WHAT YOU ARE ASKED TO DO ▸
Don't copy the pictures; return every other part of the records exactly.

SOURCE MATERIAL ▸
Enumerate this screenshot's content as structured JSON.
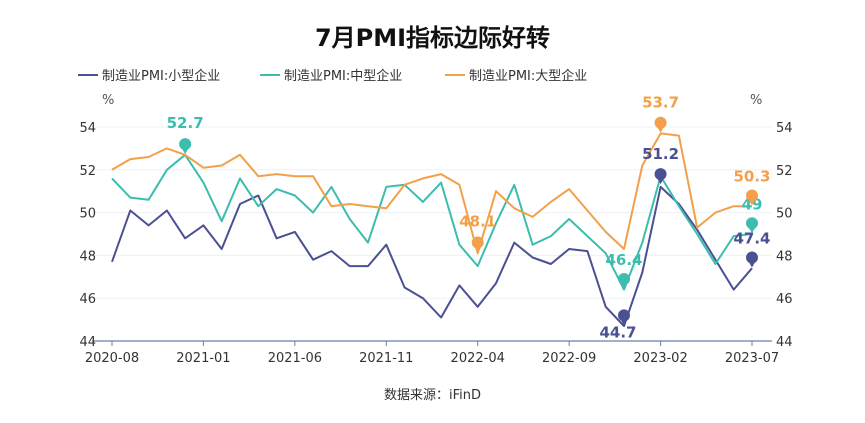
{
  "title": "7月PMI指标边际好转",
  "source": "数据来源：iFinD",
  "chart_data": {
    "type": "line",
    "title": "7月PMI指标边际好转",
    "left_unit": "%",
    "right_unit": "%",
    "ylim": [
      44,
      54
    ],
    "yticks": [
      44,
      46,
      48,
      50,
      52,
      54
    ],
    "xtick_labels": [
      "2020-08",
      "2021-01",
      "2021-06",
      "2021-11",
      "2022-04",
      "2022-09",
      "2023-02",
      "2023-07"
    ],
    "xtick_indices": [
      0,
      5,
      10,
      15,
      20,
      25,
      30,
      35
    ],
    "n_points": 36,
    "legend_position": "top-left",
    "series": [
      {
        "name": "制造业PMI:小型企业",
        "color": "#4a5092",
        "values": [
          47.7,
          50.1,
          49.4,
          50.1,
          48.8,
          49.4,
          48.3,
          50.4,
          50.8,
          48.8,
          49.1,
          47.8,
          48.2,
          47.5,
          47.5,
          48.5,
          46.5,
          46.0,
          45.1,
          46.6,
          45.6,
          46.7,
          48.6,
          47.9,
          47.6,
          48.3,
          48.2,
          45.6,
          44.7,
          47.2,
          51.2,
          50.4,
          49.2,
          47.8,
          46.4,
          47.4
        ],
        "annotations": [
          {
            "index": 28,
            "value": 45.2,
            "label": "44.7"
          },
          {
            "index": 30,
            "value": 51.8,
            "label": "51.2"
          },
          {
            "index": 35,
            "value": 47.9,
            "label": "47.4"
          }
        ]
      },
      {
        "name": "制造业PMI:中型企业",
        "color": "#3cbdae",
        "values": [
          51.6,
          50.7,
          50.6,
          52.0,
          52.7,
          51.4,
          49.6,
          51.6,
          50.3,
          51.1,
          50.8,
          50.0,
          51.2,
          49.7,
          48.6,
          51.2,
          51.3,
          50.5,
          51.4,
          48.5,
          47.5,
          49.5,
          51.3,
          48.5,
          48.9,
          49.7,
          48.9,
          48.1,
          46.4,
          48.6,
          51.7,
          50.3,
          49.0,
          47.6,
          48.9,
          49.0
        ],
        "annotations": [
          {
            "index": 4,
            "value": 53.2,
            "label": "52.7"
          },
          {
            "index": 28,
            "value": 46.9,
            "label": "46.4"
          },
          {
            "index": 35,
            "value": 49.5,
            "label": "49"
          }
        ]
      },
      {
        "name": "制造业PMI:大型企业",
        "color": "#f2a04a",
        "values": [
          52.0,
          52.5,
          52.6,
          53.0,
          52.7,
          52.1,
          52.2,
          52.7,
          51.7,
          51.8,
          51.7,
          51.7,
          50.3,
          50.4,
          50.3,
          50.2,
          51.3,
          51.6,
          51.8,
          51.3,
          48.1,
          51.0,
          50.2,
          49.8,
          50.5,
          51.1,
          50.1,
          49.1,
          48.3,
          52.2,
          53.7,
          53.6,
          49.3,
          50.0,
          50.3,
          50.3
        ],
        "annotations": [
          {
            "index": 20,
            "value": 48.6,
            "label": "48.1"
          },
          {
            "index": 30,
            "value": 54.2,
            "label": "53.7"
          },
          {
            "index": 35,
            "value": 50.8,
            "label": "50.3"
          }
        ]
      }
    ]
  }
}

THE ANSWER ▸
Enumerate this screenshot's content as structured JSON.
{
  "title": "7月PMI指标边际好转",
  "source": "数据来源：iFinD",
  "chart_data": {
    "type": "line",
    "title": "7月PMI指标边际好转",
    "left_unit": "%",
    "right_unit": "%",
    "ylim": [
      44,
      54
    ],
    "yticks": [
      44,
      46,
      48,
      50,
      52,
      54
    ],
    "xtick_labels": [
      "2020-08",
      "2021-01",
      "2021-06",
      "2021-11",
      "2022-04",
      "2022-09",
      "2023-02",
      "2023-07"
    ],
    "xtick_indices": [
      0,
      5,
      10,
      15,
      20,
      25,
      30,
      35
    ],
    "n_points": 36,
    "legend_position": "top-left",
    "series": [
      {
        "name": "制造业PMI:小型企业",
        "color": "#4a5092",
        "values": [
          47.7,
          50.1,
          49.4,
          50.1,
          48.8,
          49.4,
          48.3,
          50.4,
          50.8,
          48.8,
          49.1,
          47.8,
          48.2,
          47.5,
          47.5,
          48.5,
          46.5,
          46.0,
          45.1,
          46.6,
          45.6,
          46.7,
          48.6,
          47.9,
          47.6,
          48.3,
          48.2,
          45.6,
          44.7,
          47.2,
          51.2,
          50.4,
          49.2,
          47.8,
          46.4,
          47.4
        ],
        "annotations": [
          {
            "index": 28,
            "value": 45.2,
            "label": "44.7"
          },
          {
            "index": 30,
            "value": 51.8,
            "label": "51.2"
          },
          {
            "index": 35,
            "value": 47.9,
            "label": "47.4"
          }
        ]
      },
      {
        "name": "制造业PMI:中型企业",
        "color": "#3cbdae",
        "values": [
          51.6,
          50.7,
          50.6,
          52.0,
          52.7,
          51.4,
          49.6,
          51.6,
          50.3,
          51.1,
          50.8,
          50.0,
          51.2,
          49.7,
          48.6,
          51.2,
          51.3,
          50.5,
          51.4,
          48.5,
          47.5,
          49.5,
          51.3,
          48.5,
          48.9,
          49.7,
          48.9,
          48.1,
          46.4,
          48.6,
          51.7,
          50.3,
          49.0,
          47.6,
          48.9,
          49.0
        ],
        "annotations": [
          {
            "index": 4,
            "value": 53.2,
            "label": "52.7"
          },
          {
            "index": 28,
            "value": 46.9,
            "label": "46.4"
          },
          {
            "index": 35,
            "value": 49.5,
            "label": "49"
          }
        ]
      },
      {
        "name": "制造业PMI:大型企业",
        "color": "#f2a04a",
        "values": [
          52.0,
          52.5,
          52.6,
          53.0,
          52.7,
          52.1,
          52.2,
          52.7,
          51.7,
          51.8,
          51.7,
          51.7,
          50.3,
          50.4,
          50.3,
          50.2,
          51.3,
          51.6,
          51.8,
          51.3,
          48.1,
          51.0,
          50.2,
          49.8,
          50.5,
          51.1,
          50.1,
          49.1,
          48.3,
          52.2,
          53.7,
          53.6,
          49.3,
          50.0,
          50.3,
          50.3
        ],
        "annotations": [
          {
            "index": 20,
            "value": 48.6,
            "label": "48.1"
          },
          {
            "index": 30,
            "value": 54.2,
            "label": "53.7"
          },
          {
            "index": 35,
            "value": 50.8,
            "label": "50.3"
          }
        ]
      }
    ]
  }
}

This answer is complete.